(GIVEN PROBLEM): Your task is to copy every record exactly.
----------
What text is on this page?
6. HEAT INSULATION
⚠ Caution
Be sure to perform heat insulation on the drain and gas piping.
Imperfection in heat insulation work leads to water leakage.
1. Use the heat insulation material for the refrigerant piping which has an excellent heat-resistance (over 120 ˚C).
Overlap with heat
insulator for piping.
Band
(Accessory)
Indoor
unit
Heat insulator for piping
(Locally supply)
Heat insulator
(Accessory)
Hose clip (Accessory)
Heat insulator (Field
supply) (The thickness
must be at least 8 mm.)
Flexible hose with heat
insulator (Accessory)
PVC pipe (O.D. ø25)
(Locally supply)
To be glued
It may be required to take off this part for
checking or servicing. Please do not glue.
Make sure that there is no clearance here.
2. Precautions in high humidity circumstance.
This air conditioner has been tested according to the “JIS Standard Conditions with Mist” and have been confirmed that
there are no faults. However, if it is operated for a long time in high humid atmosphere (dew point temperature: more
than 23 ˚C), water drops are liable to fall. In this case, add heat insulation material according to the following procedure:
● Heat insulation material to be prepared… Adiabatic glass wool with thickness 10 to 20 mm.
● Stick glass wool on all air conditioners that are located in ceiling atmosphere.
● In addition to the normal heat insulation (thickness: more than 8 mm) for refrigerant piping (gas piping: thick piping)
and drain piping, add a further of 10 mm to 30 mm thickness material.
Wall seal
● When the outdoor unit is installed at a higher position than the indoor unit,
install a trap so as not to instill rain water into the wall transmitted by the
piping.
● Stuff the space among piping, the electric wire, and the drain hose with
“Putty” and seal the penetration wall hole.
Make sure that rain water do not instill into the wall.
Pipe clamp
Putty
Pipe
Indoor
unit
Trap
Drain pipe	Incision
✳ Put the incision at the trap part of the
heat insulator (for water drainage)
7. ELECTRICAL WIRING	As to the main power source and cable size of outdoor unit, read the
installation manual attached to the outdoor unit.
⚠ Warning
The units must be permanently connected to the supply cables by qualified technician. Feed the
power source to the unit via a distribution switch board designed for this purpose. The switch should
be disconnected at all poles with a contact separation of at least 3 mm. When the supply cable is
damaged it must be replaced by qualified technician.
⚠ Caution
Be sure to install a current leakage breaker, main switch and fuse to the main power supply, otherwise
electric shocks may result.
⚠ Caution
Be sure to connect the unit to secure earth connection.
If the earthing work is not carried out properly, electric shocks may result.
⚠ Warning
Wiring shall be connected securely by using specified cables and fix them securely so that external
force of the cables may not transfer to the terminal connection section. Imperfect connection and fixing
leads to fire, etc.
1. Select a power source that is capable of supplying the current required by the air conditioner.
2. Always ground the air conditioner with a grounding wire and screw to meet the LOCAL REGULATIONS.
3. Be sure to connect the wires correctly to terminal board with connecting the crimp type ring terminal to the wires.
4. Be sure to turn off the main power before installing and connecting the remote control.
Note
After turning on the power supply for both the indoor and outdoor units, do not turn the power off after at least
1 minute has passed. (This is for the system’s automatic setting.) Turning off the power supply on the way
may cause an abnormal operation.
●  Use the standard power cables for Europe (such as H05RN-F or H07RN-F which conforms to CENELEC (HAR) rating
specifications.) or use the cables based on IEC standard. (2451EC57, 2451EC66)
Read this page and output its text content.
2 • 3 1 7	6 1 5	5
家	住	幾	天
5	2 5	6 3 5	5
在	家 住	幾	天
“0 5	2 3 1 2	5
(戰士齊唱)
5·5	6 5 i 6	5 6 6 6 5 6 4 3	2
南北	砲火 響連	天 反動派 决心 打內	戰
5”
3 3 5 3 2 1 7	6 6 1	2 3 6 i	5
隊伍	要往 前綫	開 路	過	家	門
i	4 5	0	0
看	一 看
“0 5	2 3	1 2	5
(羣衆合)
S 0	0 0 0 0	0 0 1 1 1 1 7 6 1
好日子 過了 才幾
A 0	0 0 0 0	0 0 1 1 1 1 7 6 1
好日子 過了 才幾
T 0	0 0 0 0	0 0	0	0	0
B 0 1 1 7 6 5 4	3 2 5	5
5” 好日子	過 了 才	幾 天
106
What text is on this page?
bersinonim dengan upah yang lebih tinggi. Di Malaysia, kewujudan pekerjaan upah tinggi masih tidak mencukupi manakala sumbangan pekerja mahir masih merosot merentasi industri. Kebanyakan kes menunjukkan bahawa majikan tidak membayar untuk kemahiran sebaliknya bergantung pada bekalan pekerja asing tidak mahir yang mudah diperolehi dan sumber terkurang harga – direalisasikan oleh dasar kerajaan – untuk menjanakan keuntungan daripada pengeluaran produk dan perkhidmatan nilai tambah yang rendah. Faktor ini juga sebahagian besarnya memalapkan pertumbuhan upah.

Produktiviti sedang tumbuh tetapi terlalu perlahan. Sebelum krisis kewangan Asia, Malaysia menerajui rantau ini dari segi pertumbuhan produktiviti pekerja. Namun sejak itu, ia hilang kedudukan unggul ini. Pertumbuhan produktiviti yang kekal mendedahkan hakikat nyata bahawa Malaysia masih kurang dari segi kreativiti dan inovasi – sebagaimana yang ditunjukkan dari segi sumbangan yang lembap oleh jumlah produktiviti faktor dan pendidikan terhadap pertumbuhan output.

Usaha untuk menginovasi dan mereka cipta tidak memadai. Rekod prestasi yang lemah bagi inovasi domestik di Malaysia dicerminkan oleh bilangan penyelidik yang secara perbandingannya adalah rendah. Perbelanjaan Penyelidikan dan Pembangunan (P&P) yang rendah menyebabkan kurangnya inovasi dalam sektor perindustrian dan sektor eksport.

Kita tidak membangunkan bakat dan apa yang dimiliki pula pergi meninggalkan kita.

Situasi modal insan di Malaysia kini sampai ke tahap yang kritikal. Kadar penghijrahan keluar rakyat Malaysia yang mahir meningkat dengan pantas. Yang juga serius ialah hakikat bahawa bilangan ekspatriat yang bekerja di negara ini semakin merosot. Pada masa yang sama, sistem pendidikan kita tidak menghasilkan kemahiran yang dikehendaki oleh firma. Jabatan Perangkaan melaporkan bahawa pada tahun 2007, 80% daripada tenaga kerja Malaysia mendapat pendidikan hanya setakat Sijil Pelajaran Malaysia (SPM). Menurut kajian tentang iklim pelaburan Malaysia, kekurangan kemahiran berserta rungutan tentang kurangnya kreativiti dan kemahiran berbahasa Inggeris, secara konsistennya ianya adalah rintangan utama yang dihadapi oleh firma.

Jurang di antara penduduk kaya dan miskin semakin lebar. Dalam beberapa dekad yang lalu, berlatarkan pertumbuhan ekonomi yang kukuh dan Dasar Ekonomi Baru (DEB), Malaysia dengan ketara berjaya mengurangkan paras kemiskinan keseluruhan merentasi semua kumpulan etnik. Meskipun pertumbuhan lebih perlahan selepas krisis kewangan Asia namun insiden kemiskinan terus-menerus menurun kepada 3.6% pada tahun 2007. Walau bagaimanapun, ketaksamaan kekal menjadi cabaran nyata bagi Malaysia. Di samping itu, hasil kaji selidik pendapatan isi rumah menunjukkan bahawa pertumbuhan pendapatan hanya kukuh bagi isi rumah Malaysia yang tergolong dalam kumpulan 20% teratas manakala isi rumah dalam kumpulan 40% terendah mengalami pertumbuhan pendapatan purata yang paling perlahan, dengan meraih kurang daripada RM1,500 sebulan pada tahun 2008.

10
----------
(SOLUTION TO THE EXERCISE):
What text is on this page?
6. HEAT INSULATION
⚠ Caution
Be sure to perform heat insulation on the drain and gas piping.
Imperfection in heat insulation work leads to water leakage.
1. Use the heat insulation material for the refrigerant piping which has an excellent heat-resistance (over 120 ˚C).
Overlap with heat
insulator for piping.
Band
(Accessory)
Indoor
unit
Heat insulator for piping
(Locally supply)
Heat insulator
(Accessory)
Hose clip (Accessory)
Heat insulator (Field
supply) (The thickness
must be at least 8 mm.)
Flexible hose with heat
insulator (Accessory)
PVC pipe (O.D. ø25)
(Locally supply)
To be glued
It may be required to take off this part for
checking or servicing. Please do not glue.
Make sure that there is no clearance here.
2. Precautions in high humidity circumstance.
This air conditioner has been tested according to the “JIS Standard Conditions with Mist” and have been confirmed that
there are no faults. However, if it is operated for a long time in high humid atmosphere (dew point temperature: more
than 23 ˚C), water drops are liable to fall. In this case, add heat insulation material according to the following procedure:
● Heat insulation material to be prepared… Adiabatic glass wool with thickness 10 to 20 mm.
● Stick glass wool on all air conditioners that are located in ceiling atmosphere.
● In addition to the normal heat insulation (thickness: more than 8 mm) for refrigerant piping (gas piping: thick piping)
and drain piping, add a further of 10 mm to 30 mm thickness material.
Wall seal
● When the outdoor unit is installed at a higher position than the indoor unit,
install a trap so as not to instill rain water into the wall transmitted by the
piping.
● Stuff the space among piping, the electric wire, and the drain hose with
“Putty” and seal the penetration wall hole.
Make sure that rain water do not instill into the wall.
Pipe clamp
Putty
Pipe
Indoor
unit
Trap
Drain pipe	Incision
✳ Put the incision at the trap part of the
heat insulator (for water drainage)
7. ELECTRICAL WIRING	As to the main power source and cable size of outdoor unit, read the
installation manual attached to the outdoor unit.
⚠ Warning
The units must be permanently connected to the supply cables by qualified technician. Feed the
power source to the unit via a distribution switch board designed for this purpose. The switch should
be disconnected at all poles with a contact separation of at least 3 mm. When the supply cable is
damaged it must be replaced by qualified technician.
⚠ Caution
Be sure to install a current leakage breaker, main switch and fuse to the main power supply, otherwise
electric shocks may result.
⚠ Caution
Be sure to connect the unit to secure earth connection.
If the earthing work is not carried out properly, electric shocks may result.
⚠ Warning
Wiring shall be connected securely by using specified cables and fix them securely so that external
force of the cables may not transfer to the terminal connection section. Imperfect connection and fixing
leads to fire, etc.
1. Select a power source that is capable of supplying the current required by the air conditioner.
2. Always ground the air conditioner with a grounding wire and screw to meet the LOCAL REGULATIONS.
3. Be sure to connect the wires correctly to terminal board with connecting the crimp type ring terminal to the wires.
4. Be sure to turn off the main power before installing and connecting the remote control.
Note
After turning on the power supply for both the indoor and outdoor units, do not turn the power off after at least
1 minute has passed. (This is for the system’s automatic setting.) Turning off the power supply on the way
may cause an abnormal operation.
●  Use the standard power cables for Europe (such as H05RN-F or H07RN-F which conforms to CENELEC (HAR) rating
specifications.) or use the cables based on IEC standard. (2451EC57, 2451EC66)
Read this page and output its text content.
2 • 3 1 7	6 1 5	5
家	住	幾	天
5	2 5	6 3 5	5
在	家 住	幾	天
“0 5	2 3 1 2	5
(戰士齊唱)
5·5	6 5 i 6	5 6 6 6 5 6 4 3	2
南北	砲火 響連	天 反動派 决心 打內	戰
5”
3 3 5 3 2 1 7	6 6 1	2 3 6 i	5
隊伍	要往 前綫	開 路	過	家	門
i	4 5	0	0
看	一 看
“0 5	2 3	1 2	5
(羣衆合)
S 0	0 0 0 0	0 0 1 1 1 1 7 6 1
好日子 過了 才幾
A 0	0 0 0 0	0 0 1 1 1 1 7 6 1
好日子 過了 才幾
T 0	0 0 0 0	0 0	0	0	0
B 0 1 1 7 6 5 4	3 2 5	5
5” 好日子	過 了 才	幾 天
106
What text is on this page?
bersinonim dengan upah yang lebih tinggi. Di Malaysia, kewujudan pekerjaan upah tinggi masih tidak mencukupi manakala sumbangan pekerja mahir masih merosot merentasi industri. Kebanyakan kes menunjukkan bahawa majikan tidak membayar untuk kemahiran sebaliknya bergantung pada bekalan pekerja asing tidak mahir yang mudah diperolehi dan sumber terkurang harga – direalisasikan oleh dasar kerajaan – untuk menjanakan keuntungan daripada pengeluaran produk dan perkhidmatan nilai tambah yang rendah. Faktor ini juga sebahagian besarnya memalapkan pertumbuhan upah.

Produktiviti sedang tumbuh tetapi terlalu perlahan. Sebelum krisis kewangan Asia, Malaysia menerajui rantau ini dari segi pertumbuhan produktiviti pekerja. Namun sejak itu, ia hilang kedudukan unggul ini. Pertumbuhan produktiviti yang kekal mendedahkan hakikat nyata bahawa Malaysia masih kurang dari segi kreativiti dan inovasi – sebagaimana yang ditunjukkan dari segi sumbangan yang lembap oleh jumlah produktiviti faktor dan pendidikan terhadap pertumbuhan output.

Usaha untuk menginovasi dan mereka cipta tidak memadai. Rekod prestasi yang lemah bagi inovasi domestik di Malaysia dicerminkan oleh bilangan penyelidik yang secara perbandingannya adalah rendah. Perbelanjaan Penyelidikan dan Pembangunan (P&P) yang rendah menyebabkan kurangnya inovasi dalam sektor perindustrian dan sektor eksport.

Kita tidak membangunkan bakat dan apa yang dimiliki pula pergi meninggalkan kita.

Situasi modal insan di Malaysia kini sampai ke tahap yang kritikal. Kadar penghijrahan keluar rakyat Malaysia yang mahir meningkat dengan pantas. Yang juga serius ialah hakikat bahawa bilangan ekspatriat yang bekerja di negara ini semakin merosot. Pada masa yang sama, sistem pendidikan kita tidak menghasilkan kemahiran yang dikehendaki oleh firma. Jabatan Perangkaan melaporkan bahawa pada tahun 2007, 80% daripada tenaga kerja Malaysia mendapat pendidikan hanya setakat Sijil Pelajaran Malaysia (SPM). Menurut kajian tentang iklim pelaburan Malaysia, kekurangan kemahiran berserta rungutan tentang kurangnya kreativiti dan kemahiran berbahasa Inggeris, secara konsistennya ianya adalah rintangan utama yang dihadapi oleh firma.

Jurang di antara penduduk kaya dan miskin semakin lebar. Dalam beberapa dekad yang lalu, berlatarkan pertumbuhan ekonomi yang kukuh dan Dasar Ekonomi Baru (DEB), Malaysia dengan ketara berjaya mengurangkan paras kemiskinan keseluruhan merentasi semua kumpulan etnik. Meskipun pertumbuhan lebih perlahan selepas krisis kewangan Asia namun insiden kemiskinan terus-menerus menurun kepada 3.6% pada tahun 2007. Walau bagaimanapun, ketaksamaan kekal menjadi cabaran nyata bagi Malaysia. Di samping itu, hasil kaji selidik pendapatan isi rumah menunjukkan bahawa pertumbuhan pendapatan hanya kukuh bagi isi rumah Malaysia yang tergolong dalam kumpulan 20% teratas manakala isi rumah dalam kumpulan 40% terendah mengalami pertumbuhan pendapatan purata yang paling perlahan, dengan meraih kurang daripada RM1,500 sebulan pada tahun 2008.

10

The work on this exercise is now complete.